__WHAT TO WORK ON__. Can you rewrite the records below, changing every "JPEG image" to "JPEG file" and leaving everything else the same?

──────── DATASET ENTRIES

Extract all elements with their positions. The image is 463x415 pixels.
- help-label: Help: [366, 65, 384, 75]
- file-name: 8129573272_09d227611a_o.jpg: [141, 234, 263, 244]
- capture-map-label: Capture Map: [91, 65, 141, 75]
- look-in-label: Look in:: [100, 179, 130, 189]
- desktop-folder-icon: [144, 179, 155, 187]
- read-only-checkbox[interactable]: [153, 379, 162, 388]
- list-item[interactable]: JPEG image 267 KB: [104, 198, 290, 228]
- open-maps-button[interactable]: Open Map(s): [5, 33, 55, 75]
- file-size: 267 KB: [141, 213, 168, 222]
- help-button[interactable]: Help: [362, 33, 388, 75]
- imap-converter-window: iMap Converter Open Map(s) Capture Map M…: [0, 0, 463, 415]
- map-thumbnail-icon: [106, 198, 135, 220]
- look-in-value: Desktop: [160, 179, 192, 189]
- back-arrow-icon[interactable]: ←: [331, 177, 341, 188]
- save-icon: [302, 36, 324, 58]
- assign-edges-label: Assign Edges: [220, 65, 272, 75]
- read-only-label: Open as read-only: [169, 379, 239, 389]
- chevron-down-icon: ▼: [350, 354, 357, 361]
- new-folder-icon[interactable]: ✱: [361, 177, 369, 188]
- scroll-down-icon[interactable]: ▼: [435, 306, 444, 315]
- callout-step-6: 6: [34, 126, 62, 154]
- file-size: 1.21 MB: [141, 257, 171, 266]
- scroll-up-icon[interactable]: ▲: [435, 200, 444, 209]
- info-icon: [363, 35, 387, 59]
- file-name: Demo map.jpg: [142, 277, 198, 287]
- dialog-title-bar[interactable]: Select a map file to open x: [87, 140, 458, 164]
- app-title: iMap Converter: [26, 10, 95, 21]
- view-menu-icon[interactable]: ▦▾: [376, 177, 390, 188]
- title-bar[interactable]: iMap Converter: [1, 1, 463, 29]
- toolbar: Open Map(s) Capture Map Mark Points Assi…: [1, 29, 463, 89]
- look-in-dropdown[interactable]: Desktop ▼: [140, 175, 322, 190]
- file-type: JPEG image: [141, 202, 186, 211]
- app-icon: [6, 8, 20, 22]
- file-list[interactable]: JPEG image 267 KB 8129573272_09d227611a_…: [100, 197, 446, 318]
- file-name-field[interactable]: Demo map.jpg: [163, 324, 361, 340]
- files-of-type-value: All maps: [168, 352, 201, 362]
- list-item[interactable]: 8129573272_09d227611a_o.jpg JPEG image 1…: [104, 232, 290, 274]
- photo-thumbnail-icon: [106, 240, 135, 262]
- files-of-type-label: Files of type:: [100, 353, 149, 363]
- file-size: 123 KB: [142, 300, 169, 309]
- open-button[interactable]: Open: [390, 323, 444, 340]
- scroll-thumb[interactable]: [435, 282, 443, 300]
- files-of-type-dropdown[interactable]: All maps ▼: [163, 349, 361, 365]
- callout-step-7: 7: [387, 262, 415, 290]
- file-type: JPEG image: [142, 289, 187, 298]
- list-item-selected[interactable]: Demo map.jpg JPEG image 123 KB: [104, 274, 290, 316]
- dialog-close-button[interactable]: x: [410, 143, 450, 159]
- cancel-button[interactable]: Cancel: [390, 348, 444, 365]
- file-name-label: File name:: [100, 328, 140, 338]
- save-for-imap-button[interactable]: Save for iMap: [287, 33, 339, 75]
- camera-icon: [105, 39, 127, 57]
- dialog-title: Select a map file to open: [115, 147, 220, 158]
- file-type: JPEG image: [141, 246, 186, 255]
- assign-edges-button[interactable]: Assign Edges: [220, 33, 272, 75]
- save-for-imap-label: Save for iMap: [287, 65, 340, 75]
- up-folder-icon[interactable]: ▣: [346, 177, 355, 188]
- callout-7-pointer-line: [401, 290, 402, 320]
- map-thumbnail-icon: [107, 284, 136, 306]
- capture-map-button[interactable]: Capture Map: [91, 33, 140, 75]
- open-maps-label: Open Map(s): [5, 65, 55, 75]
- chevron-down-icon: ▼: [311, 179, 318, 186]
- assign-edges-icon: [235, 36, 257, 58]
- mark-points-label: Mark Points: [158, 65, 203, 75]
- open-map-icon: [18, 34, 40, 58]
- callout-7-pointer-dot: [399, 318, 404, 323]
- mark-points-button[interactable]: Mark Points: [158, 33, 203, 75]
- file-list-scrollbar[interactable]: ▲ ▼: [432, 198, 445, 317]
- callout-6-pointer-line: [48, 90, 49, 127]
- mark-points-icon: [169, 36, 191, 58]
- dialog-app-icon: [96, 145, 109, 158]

────────────────

__THE COMPLETED TASK__.
Extract all elements with their positions. The image is 463x415 pixels.
- help-label: Help: [366, 65, 384, 75]
- file-name: 8129573272_09d227611a_o.jpg: [141, 234, 263, 244]
- capture-map-label: Capture Map: [91, 65, 141, 75]
- look-in-label: Look in:: [100, 179, 130, 189]
- desktop-folder-icon: [144, 179, 155, 187]
- read-only-checkbox[interactable]: [153, 379, 162, 388]
- list-item[interactable]: JPEG file 267 KB: [104, 198, 290, 228]
- open-maps-button[interactable]: Open Map(s): [5, 33, 55, 75]
- file-size: 267 KB: [141, 213, 168, 222]
- help-button[interactable]: Help: [362, 33, 388, 75]
- imap-converter-window: iMap Converter Open Map(s) Capture Map M…: [0, 0, 463, 415]
- map-thumbnail-icon: [106, 198, 135, 220]
- look-in-value: Desktop: [160, 179, 192, 189]
- back-arrow-icon[interactable]: ←: [331, 177, 341, 188]
- save-icon: [302, 36, 324, 58]
- assign-edges-label: Assign Edges: [220, 65, 272, 75]
- read-only-label: Open as read-only: [169, 379, 239, 389]
- chevron-down-icon: ▼: [350, 354, 357, 361]
- new-folder-icon[interactable]: ✱: [361, 177, 369, 188]
- scroll-down-icon[interactable]: ▼: [435, 306, 444, 315]
- callout-step-6: 6: [34, 126, 62, 154]
- file-size: 1.21 MB: [141, 257, 171, 266]
- scroll-up-icon[interactable]: ▲: [435, 200, 444, 209]
- info-icon: [363, 35, 387, 59]
- file-name: Demo map.jpg: [142, 277, 198, 287]
- dialog-title-bar[interactable]: Select a map file to open x: [87, 140, 458, 164]
- app-title: iMap Converter: [26, 10, 95, 21]
- view-menu-icon[interactable]: ▦▾: [376, 177, 390, 188]
- title-bar[interactable]: iMap Converter: [1, 1, 463, 29]
- toolbar: Open Map(s) Capture Map Mark Points Assi…: [1, 29, 463, 89]
- look-in-dropdown[interactable]: Desktop ▼: [140, 175, 322, 190]
- file-type: JPEG file: [141, 202, 186, 211]
- app-icon: [6, 8, 20, 22]
- file-list[interactable]: JPEG file 267 KB 8129573272_09d227611a_…: [100, 197, 446, 318]
- file-name-field[interactable]: Demo map.jpg: [163, 324, 361, 340]
- files-of-type-value: All maps: [168, 352, 201, 362]
- list-item[interactable]: 8129573272_09d227611a_o.jpg JPEG file 1…: [104, 232, 290, 274]
- photo-thumbnail-icon: [106, 240, 135, 262]
- files-of-type-label: Files of type:: [100, 353, 149, 363]
- file-size: 123 KB: [142, 300, 169, 309]
- open-button[interactable]: Open: [390, 323, 444, 340]
- scroll-thumb[interactable]: [435, 282, 443, 300]
- files-of-type-dropdown[interactable]: All maps ▼: [163, 349, 361, 365]
- callout-step-7: 7: [387, 262, 415, 290]
- file-type: JPEG file: [142, 289, 187, 298]
- list-item-selected[interactable]: Demo map.jpg JPEG file 123 KB: [104, 274, 290, 316]
- dialog-close-button[interactable]: x: [410, 143, 450, 159]
- cancel-button[interactable]: Cancel: [390, 348, 444, 365]
- file-name-label: File name:: [100, 328, 140, 338]
- save-for-imap-button[interactable]: Save for iMap: [287, 33, 339, 75]
- camera-icon: [105, 39, 127, 57]
- dialog-title: Select a map file to open: [115, 147, 220, 158]
- file-type: JPEG file: [141, 246, 186, 255]
- assign-edges-button[interactable]: Assign Edges: [220, 33, 272, 75]
- save-for-imap-label: Save for iMap: [287, 65, 340, 75]
- up-folder-icon[interactable]: ▣: [346, 177, 355, 188]
- callout-7-pointer-line: [401, 290, 402, 320]
- map-thumbnail-icon: [107, 284, 136, 306]
- capture-map-button[interactable]: Capture Map: [91, 33, 140, 75]
- open-maps-label: Open Map(s): [5, 65, 55, 75]
- chevron-down-icon: ▼: [311, 179, 318, 186]
- assign-edges-icon: [235, 36, 257, 58]
- mark-points-label: Mark Points: [158, 65, 203, 75]
- open-map-icon: [18, 34, 40, 58]
- callout-7-pointer-dot: [399, 318, 404, 323]
- mark-points-button[interactable]: Mark Points: [158, 33, 203, 75]
- file-list-scrollbar[interactable]: ▲ ▼: [432, 198, 445, 317]
- callout-6-pointer-line: [48, 90, 49, 127]
- mark-points-icon: [169, 36, 191, 58]
- dialog-app-icon: [96, 145, 109, 158]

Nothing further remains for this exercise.